### Objective:
In the data, starting at the first line and ending at the line that contains "166, 334, 171]", swap every "offset pin" for "null pin" and write out those lines with nothing else changed.

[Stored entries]
----------
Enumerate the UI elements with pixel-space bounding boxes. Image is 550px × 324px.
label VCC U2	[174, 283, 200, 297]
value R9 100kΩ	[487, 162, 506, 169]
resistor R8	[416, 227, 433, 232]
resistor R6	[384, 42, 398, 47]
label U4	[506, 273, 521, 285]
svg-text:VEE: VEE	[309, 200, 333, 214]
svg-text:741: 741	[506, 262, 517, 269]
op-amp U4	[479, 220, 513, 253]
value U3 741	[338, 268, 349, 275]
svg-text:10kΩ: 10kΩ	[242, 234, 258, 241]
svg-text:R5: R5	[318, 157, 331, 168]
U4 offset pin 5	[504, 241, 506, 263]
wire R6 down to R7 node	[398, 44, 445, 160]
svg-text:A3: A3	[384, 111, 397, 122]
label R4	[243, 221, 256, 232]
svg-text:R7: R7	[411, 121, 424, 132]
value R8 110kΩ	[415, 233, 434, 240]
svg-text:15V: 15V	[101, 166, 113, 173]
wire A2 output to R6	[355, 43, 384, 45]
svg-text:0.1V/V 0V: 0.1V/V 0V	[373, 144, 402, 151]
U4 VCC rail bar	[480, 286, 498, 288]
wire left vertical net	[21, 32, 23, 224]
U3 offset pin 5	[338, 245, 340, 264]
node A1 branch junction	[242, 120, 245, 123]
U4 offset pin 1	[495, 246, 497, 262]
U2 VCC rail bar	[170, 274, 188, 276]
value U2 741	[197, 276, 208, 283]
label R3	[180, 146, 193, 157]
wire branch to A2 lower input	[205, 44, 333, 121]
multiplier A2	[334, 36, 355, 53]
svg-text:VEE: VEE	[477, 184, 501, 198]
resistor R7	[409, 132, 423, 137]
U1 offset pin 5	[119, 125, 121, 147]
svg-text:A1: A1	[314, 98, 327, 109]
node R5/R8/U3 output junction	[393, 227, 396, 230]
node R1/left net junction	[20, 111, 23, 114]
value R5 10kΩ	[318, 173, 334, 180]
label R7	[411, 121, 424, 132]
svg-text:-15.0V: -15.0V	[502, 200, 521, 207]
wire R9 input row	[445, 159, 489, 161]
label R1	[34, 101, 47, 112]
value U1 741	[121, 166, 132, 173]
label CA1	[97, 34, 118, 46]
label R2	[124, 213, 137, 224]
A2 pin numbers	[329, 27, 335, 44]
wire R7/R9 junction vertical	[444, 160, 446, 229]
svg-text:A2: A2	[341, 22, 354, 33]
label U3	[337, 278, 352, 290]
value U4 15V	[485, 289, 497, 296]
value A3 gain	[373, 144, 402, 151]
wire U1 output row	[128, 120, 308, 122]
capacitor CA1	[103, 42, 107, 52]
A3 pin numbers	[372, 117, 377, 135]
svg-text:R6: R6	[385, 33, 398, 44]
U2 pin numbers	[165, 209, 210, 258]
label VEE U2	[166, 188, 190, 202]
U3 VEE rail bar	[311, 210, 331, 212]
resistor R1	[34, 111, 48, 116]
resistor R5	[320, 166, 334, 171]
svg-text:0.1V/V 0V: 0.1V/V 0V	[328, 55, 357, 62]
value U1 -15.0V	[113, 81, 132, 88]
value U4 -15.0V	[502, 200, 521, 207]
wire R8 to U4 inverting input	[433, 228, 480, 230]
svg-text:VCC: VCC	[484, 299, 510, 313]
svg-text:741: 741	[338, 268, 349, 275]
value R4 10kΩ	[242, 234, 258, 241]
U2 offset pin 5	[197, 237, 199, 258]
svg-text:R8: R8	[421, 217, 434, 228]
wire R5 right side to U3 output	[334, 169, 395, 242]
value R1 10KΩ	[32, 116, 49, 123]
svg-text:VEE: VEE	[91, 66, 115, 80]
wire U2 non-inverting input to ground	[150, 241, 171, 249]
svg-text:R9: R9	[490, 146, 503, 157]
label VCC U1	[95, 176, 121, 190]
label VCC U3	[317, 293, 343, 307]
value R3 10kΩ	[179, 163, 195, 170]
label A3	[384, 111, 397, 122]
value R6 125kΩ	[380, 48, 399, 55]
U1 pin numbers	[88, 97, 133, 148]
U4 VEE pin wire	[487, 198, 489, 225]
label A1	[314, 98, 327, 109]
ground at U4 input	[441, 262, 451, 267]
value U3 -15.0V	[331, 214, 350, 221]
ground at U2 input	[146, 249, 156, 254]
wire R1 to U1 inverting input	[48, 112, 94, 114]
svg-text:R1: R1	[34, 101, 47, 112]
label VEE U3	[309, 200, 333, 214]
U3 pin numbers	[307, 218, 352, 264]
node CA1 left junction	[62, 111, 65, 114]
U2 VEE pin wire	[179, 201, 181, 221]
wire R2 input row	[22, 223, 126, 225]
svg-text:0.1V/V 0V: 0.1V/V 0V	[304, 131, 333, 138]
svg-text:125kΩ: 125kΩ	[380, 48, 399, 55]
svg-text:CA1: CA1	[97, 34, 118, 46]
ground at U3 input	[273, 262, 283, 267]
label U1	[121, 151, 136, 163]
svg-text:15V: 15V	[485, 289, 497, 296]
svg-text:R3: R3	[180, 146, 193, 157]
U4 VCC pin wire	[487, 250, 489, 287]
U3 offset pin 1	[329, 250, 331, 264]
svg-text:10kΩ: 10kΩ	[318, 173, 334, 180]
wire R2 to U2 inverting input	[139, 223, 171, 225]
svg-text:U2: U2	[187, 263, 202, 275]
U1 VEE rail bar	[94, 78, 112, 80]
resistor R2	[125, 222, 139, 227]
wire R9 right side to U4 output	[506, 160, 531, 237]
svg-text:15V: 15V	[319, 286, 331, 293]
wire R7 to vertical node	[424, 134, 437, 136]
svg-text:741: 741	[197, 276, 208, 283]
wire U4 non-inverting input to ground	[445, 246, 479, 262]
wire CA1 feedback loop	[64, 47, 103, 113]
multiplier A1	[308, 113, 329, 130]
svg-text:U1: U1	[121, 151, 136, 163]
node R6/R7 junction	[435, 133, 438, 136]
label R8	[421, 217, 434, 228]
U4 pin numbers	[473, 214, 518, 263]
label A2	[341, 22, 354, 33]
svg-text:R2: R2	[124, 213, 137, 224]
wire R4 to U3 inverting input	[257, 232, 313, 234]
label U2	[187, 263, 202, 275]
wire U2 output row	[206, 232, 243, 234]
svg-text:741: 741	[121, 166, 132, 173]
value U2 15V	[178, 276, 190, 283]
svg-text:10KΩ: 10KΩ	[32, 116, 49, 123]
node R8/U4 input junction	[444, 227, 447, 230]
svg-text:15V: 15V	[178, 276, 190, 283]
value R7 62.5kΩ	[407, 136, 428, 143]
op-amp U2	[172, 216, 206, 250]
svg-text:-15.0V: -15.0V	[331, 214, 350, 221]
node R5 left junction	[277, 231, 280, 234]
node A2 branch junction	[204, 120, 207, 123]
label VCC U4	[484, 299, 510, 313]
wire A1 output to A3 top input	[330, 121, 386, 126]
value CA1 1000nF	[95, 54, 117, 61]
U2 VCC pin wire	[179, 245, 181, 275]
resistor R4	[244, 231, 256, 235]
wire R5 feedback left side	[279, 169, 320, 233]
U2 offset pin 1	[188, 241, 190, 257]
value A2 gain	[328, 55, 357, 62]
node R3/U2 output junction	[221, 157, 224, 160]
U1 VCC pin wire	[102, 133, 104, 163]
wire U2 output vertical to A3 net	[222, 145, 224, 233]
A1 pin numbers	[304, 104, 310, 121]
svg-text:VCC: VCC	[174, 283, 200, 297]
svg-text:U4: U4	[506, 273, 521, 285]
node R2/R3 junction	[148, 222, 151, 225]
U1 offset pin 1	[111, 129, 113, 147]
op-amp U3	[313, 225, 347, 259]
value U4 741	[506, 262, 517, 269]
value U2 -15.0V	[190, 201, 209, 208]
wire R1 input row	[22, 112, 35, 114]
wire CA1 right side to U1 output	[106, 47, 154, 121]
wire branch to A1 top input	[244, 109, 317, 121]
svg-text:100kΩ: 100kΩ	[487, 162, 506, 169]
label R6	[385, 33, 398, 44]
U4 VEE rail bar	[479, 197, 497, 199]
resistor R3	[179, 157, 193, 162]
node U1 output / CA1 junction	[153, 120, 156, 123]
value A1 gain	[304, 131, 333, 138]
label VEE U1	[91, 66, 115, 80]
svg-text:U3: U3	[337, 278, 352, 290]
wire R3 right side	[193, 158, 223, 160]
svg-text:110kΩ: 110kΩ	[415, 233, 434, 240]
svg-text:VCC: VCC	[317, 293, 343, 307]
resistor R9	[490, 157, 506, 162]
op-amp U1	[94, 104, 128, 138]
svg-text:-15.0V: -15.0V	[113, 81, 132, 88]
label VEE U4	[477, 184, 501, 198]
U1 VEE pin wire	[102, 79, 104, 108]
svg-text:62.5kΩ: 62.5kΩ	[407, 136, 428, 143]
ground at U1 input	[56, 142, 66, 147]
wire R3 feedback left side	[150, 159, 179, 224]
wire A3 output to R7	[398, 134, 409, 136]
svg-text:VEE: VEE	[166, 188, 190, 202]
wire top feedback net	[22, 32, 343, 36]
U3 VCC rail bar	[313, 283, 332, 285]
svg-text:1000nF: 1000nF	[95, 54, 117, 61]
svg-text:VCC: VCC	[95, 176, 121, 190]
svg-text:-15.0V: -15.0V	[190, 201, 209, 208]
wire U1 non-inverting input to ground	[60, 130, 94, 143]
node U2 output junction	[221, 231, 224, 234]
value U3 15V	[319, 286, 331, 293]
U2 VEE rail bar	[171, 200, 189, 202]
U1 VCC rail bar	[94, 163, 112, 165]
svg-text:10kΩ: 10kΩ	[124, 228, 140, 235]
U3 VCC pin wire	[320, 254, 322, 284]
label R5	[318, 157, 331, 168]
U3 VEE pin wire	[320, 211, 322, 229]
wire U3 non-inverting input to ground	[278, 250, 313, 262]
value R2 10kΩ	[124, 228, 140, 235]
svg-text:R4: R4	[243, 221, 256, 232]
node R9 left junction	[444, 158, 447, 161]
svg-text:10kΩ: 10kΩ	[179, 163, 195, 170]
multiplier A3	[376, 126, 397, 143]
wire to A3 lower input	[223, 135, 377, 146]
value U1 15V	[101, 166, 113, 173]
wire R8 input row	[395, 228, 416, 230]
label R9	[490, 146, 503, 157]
----------
### Reply to the exercise:
Enumerate the UI elements with pixel-space bounding boxes. Image is 550px × 324px.
label VCC U2	[174, 283, 200, 297]
value R9 100kΩ	[487, 162, 506, 169]
resistor R8	[416, 227, 433, 232]
resistor R6	[384, 42, 398, 47]
label U4	[506, 273, 521, 285]
svg-text:VEE: VEE	[309, 200, 333, 214]
svg-text:741: 741	[506, 262, 517, 269]
op-amp U4	[479, 220, 513, 253]
value U3 741	[338, 268, 349, 275]
svg-text:10kΩ: 10kΩ	[242, 234, 258, 241]
svg-text:R5: R5	[318, 157, 331, 168]
U4 null pin 5	[504, 241, 506, 263]
wire R6 down to R7 node	[398, 44, 445, 160]
svg-text:A3: A3	[384, 111, 397, 122]
label R4	[243, 221, 256, 232]
svg-text:R7: R7	[411, 121, 424, 132]
value R8 110kΩ	[415, 233, 434, 240]
svg-text:15V: 15V	[101, 166, 113, 173]
wire A2 output to R6	[355, 43, 384, 45]
svg-text:0.1V/V 0V: 0.1V/V 0V	[373, 144, 402, 151]
U4 VCC rail bar	[480, 286, 498, 288]
wire left vertical net	[21, 32, 23, 224]
U3 null pin 5	[338, 245, 340, 264]
node A1 branch junction	[242, 120, 245, 123]
U4 null pin 1	[495, 246, 497, 262]
U2 VCC rail bar	[170, 274, 188, 276]
value U2 741	[197, 276, 208, 283]
label R3	[180, 146, 193, 157]
wire branch to A2 lower input	[205, 44, 333, 121]
multiplier A2	[334, 36, 355, 53]
svg-text:VEE: VEE	[477, 184, 501, 198]
resistor R7	[409, 132, 423, 137]
U1 null pin 5	[119, 125, 121, 147]
svg-text:A1: A1	[314, 98, 327, 109]
node R5/R8/U3 output junction	[393, 227, 396, 230]
node R1/left net junction	[20, 111, 23, 114]
value R5 10kΩ	[318, 173, 334, 180]
label R7	[411, 121, 424, 132]
svg-text:-15.0V: -15.0V	[502, 200, 521, 207]
wire R9 input row	[445, 159, 489, 161]
label R1	[34, 101, 47, 112]
value U1 741	[121, 166, 132, 173]
label CA1	[97, 34, 118, 46]
label R2	[124, 213, 137, 224]
A2 pin numbers	[329, 27, 335, 44]
wire R7/R9 junction vertical	[444, 160, 446, 229]
svg-text:A2: A2	[341, 22, 354, 33]
label U3	[337, 278, 352, 290]
value U4 15V	[485, 289, 497, 296]
value A3 gain	[373, 144, 402, 151]
wire U1 output row	[128, 120, 308, 122]
capacitor CA1	[103, 42, 107, 52]
A3 pin numbers	[372, 117, 377, 135]
svg-text:R6: R6	[385, 33, 398, 44]
U2 pin numbers	[165, 209, 210, 258]
label VEE U2	[166, 188, 190, 202]
U3 VEE rail bar	[311, 210, 331, 212]
resistor R1	[34, 111, 48, 116]
resistor R5	[320, 166, 334, 171]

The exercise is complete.